▶
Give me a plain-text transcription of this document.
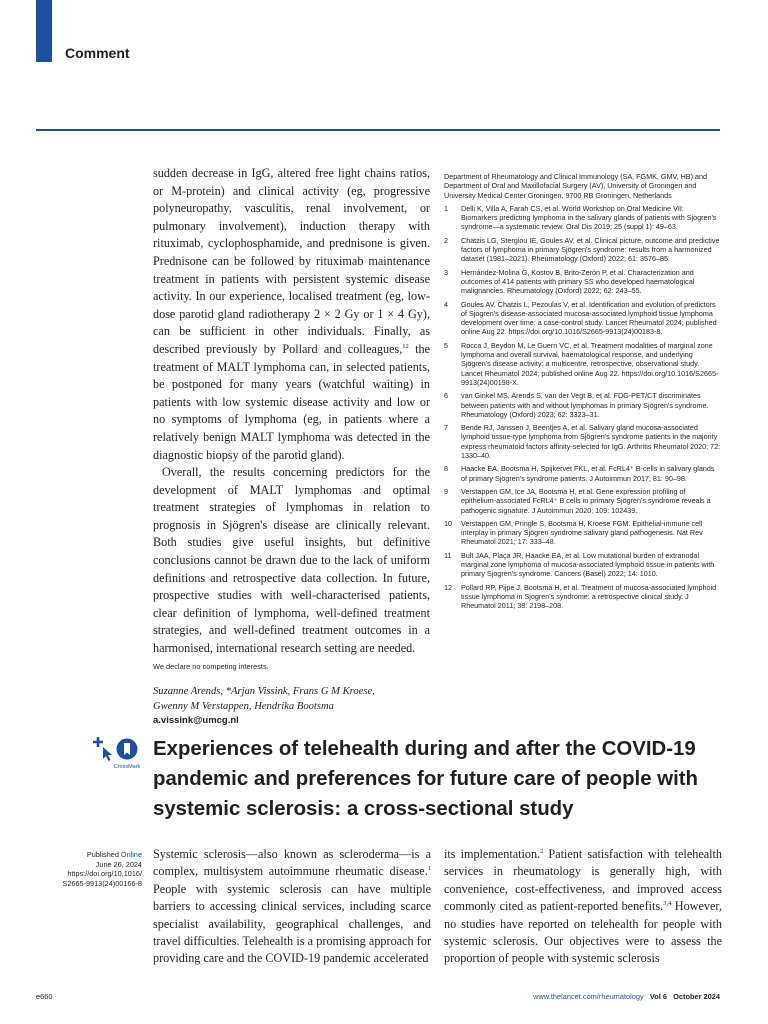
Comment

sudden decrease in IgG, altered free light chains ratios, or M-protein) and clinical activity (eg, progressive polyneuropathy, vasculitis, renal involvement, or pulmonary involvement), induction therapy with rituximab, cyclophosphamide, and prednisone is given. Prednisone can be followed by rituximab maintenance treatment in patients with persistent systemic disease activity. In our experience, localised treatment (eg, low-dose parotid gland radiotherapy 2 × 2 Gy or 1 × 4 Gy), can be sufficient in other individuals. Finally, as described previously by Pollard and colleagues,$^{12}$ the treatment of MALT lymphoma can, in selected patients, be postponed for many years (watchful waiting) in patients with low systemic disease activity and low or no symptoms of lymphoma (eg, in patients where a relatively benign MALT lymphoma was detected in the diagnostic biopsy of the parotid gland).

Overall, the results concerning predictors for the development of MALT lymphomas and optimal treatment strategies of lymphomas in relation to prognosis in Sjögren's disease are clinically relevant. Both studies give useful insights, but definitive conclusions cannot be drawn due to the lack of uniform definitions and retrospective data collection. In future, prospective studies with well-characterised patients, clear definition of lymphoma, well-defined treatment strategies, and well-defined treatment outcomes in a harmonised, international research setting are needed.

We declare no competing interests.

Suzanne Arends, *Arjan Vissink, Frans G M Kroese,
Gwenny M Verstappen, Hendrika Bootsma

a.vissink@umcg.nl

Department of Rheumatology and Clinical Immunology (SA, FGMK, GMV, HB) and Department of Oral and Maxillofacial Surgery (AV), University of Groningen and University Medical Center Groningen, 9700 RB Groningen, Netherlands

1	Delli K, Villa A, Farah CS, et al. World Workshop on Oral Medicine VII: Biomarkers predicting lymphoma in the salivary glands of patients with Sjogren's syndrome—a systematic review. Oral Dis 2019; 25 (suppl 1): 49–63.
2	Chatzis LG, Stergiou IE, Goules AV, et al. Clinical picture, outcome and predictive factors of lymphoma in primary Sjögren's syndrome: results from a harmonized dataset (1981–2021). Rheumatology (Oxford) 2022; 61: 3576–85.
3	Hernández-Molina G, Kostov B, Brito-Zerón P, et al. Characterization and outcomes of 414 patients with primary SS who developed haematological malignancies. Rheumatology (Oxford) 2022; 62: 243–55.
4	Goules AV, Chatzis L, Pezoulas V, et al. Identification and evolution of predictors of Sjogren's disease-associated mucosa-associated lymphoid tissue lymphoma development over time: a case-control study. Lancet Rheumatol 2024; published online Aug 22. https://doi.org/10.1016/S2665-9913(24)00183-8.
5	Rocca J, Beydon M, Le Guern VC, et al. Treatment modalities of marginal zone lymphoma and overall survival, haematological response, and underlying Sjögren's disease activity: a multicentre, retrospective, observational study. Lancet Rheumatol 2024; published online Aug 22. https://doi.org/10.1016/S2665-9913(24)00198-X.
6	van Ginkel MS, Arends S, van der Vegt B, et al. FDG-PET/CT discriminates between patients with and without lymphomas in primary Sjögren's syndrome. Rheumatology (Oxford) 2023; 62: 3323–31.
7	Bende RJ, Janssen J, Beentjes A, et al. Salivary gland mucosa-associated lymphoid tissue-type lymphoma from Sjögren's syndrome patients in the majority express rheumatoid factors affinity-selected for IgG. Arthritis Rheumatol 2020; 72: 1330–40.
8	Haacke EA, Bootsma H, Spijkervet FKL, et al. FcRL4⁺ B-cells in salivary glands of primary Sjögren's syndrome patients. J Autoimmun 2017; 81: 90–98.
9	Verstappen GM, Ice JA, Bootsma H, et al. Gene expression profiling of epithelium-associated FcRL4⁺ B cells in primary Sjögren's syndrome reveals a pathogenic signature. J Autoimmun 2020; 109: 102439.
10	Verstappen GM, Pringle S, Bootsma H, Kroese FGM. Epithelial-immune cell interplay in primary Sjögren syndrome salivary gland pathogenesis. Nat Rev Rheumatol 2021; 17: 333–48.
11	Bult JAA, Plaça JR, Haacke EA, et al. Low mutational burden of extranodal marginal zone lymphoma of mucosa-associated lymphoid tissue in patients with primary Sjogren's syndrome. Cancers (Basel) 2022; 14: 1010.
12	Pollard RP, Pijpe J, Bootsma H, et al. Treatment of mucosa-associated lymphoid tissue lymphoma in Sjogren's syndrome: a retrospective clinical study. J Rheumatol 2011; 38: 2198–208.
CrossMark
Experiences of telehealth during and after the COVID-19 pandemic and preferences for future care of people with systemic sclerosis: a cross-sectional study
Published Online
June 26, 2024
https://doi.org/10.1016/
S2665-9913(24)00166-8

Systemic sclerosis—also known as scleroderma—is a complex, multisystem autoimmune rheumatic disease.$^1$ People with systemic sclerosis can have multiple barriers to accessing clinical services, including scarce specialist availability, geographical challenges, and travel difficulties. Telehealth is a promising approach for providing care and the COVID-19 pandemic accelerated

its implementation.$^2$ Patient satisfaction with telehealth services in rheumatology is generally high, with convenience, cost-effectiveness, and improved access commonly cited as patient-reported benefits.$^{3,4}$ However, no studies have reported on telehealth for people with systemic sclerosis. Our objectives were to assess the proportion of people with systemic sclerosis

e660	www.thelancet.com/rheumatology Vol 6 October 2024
◀
▶
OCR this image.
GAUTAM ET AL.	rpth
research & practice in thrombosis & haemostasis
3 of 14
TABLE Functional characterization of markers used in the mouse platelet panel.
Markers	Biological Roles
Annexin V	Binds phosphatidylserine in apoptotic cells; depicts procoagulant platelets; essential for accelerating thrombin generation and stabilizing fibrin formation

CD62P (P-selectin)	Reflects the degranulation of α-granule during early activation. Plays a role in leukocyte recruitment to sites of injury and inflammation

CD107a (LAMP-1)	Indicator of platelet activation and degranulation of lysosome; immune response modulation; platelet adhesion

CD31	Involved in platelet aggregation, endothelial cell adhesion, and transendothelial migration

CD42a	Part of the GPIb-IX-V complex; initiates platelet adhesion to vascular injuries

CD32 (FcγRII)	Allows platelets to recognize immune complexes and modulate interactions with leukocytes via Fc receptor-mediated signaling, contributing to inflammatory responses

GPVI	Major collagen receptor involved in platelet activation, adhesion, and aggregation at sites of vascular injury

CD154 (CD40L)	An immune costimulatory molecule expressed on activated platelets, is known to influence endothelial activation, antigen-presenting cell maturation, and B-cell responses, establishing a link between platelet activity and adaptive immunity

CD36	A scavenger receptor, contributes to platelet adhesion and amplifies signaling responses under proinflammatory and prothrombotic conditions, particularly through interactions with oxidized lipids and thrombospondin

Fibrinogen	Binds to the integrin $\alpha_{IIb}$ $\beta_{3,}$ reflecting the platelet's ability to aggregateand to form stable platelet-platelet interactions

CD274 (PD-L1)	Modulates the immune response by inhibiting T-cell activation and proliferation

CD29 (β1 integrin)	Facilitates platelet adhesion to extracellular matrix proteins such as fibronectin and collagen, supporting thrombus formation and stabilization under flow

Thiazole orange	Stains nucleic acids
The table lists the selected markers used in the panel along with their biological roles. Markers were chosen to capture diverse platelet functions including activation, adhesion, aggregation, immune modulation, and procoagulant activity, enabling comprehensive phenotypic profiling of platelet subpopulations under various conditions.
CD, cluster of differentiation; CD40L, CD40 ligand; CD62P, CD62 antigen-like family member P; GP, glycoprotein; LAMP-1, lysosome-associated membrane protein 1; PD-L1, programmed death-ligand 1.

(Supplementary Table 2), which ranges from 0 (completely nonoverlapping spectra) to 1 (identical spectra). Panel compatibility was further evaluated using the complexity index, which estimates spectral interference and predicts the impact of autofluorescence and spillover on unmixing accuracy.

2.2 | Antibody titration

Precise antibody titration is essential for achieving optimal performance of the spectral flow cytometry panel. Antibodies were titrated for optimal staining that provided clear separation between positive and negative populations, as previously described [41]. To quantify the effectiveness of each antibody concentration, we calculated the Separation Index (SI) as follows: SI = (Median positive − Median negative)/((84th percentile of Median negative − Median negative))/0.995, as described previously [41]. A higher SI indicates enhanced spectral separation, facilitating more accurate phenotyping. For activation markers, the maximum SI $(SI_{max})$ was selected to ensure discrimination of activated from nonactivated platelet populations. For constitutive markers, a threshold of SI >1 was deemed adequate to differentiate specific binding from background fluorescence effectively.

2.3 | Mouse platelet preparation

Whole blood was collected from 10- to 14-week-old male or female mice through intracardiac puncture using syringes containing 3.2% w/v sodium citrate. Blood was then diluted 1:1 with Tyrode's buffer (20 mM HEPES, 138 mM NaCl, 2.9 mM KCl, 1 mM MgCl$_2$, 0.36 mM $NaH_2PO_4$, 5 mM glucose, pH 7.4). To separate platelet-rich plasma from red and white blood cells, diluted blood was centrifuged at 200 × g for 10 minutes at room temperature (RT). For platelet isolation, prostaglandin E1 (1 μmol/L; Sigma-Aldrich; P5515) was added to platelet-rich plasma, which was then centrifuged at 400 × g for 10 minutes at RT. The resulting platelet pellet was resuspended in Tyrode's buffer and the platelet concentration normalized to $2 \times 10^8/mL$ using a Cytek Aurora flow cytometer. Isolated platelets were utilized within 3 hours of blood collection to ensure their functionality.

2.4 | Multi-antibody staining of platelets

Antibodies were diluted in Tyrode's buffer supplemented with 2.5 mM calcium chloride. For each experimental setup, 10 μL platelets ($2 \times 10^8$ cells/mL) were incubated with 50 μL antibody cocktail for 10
◀
_EXERCISE INSTRUCTIONS_
Only lines of the material that contain the word "receptor" belong in the answer; copy each one.

_RESULT FOR THIS TASK_
CD32 (FcγRII)	Allows platelets to recognize immune complexes and modulate interactions with leukocytes via Fc receptor-mediated signaling, contributing to inflammatory responses
GPVI	Major collagen receptor involved in platelet activation, adhesion, and aggregation at sites of vascular injury
CD36	A scavenger receptor, contributes to platelet adhesion and amplifies signaling responses under proinflammatory and prothrombotic conditions, particularly through interactions with oxidized lipids and thrombospondin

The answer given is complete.